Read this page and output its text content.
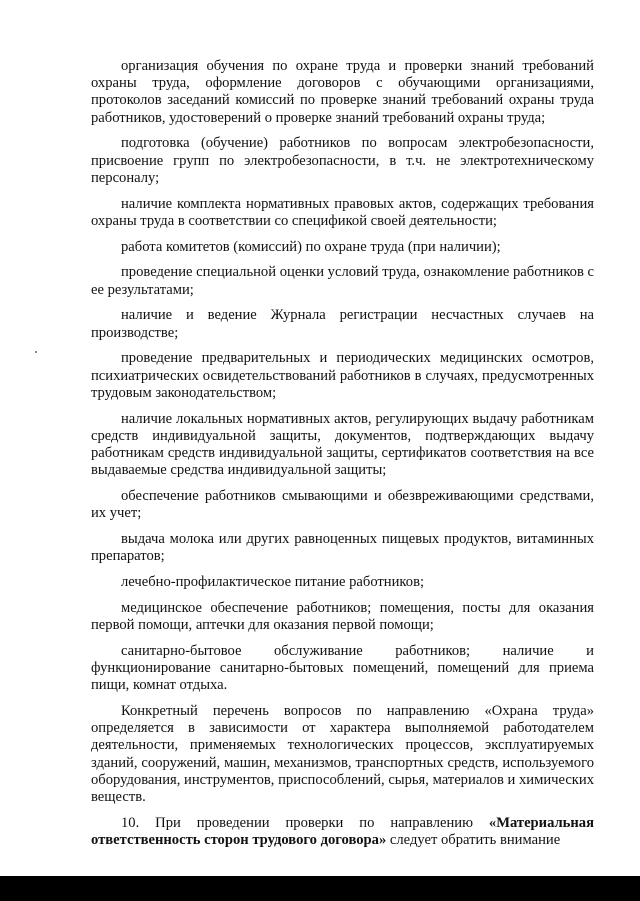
организация обучения по охране труда и проверки знаний требований охраны труда, оформление договоров с обучающими организациями, протоколов заседаний комиссий по проверке знаний требований охраны труда работников, удостоверений о проверке знаний требований охраны труда;

подготовка (обучение) работников по вопросам электробезопасности, присвоение групп по электробезопасности, в т.ч. не электротехническому персоналу;

наличие комплекта нормативных правовых актов, содержащих требования охраны труда в соответствии со спецификой своей деятельности;

работа комитетов (комиссий) по охране труда (при наличии);

проведение специальной оценки условий труда, ознакомление работников с ее результатами;

наличие и ведение Журнала регистрации несчастных случаев на производстве;

проведение предварительных и периодических медицинских осмотров, психиатрических освидетельствований работников в случаях, предусмотренных трудовым законодательством;

наличие локальных нормативных актов, регулирующих выдачу работникам средств индивидуальной защиты, документов, подтверждающих выдачу работникам средств индивидуальной защиты, сертификатов соответствия на все выдаваемые средства индивидуальной защиты;

обеспечение работников смывающими и обезвреживающими средствами, их учет;

выдача молока или других равноценных пищевых продуктов, витаминных препаратов;

лечебно-профилактическое питание работников;

медицинское обеспечение работников; помещения, посты для оказания первой помощи, аптечки для оказания первой помощи;

санитарно-бытовое обслуживание работников; наличие и функционирование санитарно-бытовых помещений, помещений для приема пищи, комнат отдыха.

Конкретный перечень вопросов по направлению «Охрана труда» определяется в зависимости от характера выполняемой работодателем деятельности, применяемых технологических процессов, эксплуатируемых зданий, сооружений, машин, механизмов, транспортных средств, используемого оборудования, инструментов, приспособлений, сырья, материалов и химических веществ.

10. При проведении проверки по направлению «Материальная ответственность сторон трудового договора» следует обратить внимание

+++

▶ **What is needed**
Extract all lines from the material above that include the word "проверки".

▶ **Result for this exercise**
организация обучения по охране труда и проверки знаний требований охраны труда, оформление договоров с обучающими организациями, протоколов заседаний комиссий по проверке знаний требований охраны труда работников, удостоверений о проверке знаний требований охраны труда;
10. При проведении проверки по направлению «Материальная ответственность сторон трудового договора» следует обратить внимание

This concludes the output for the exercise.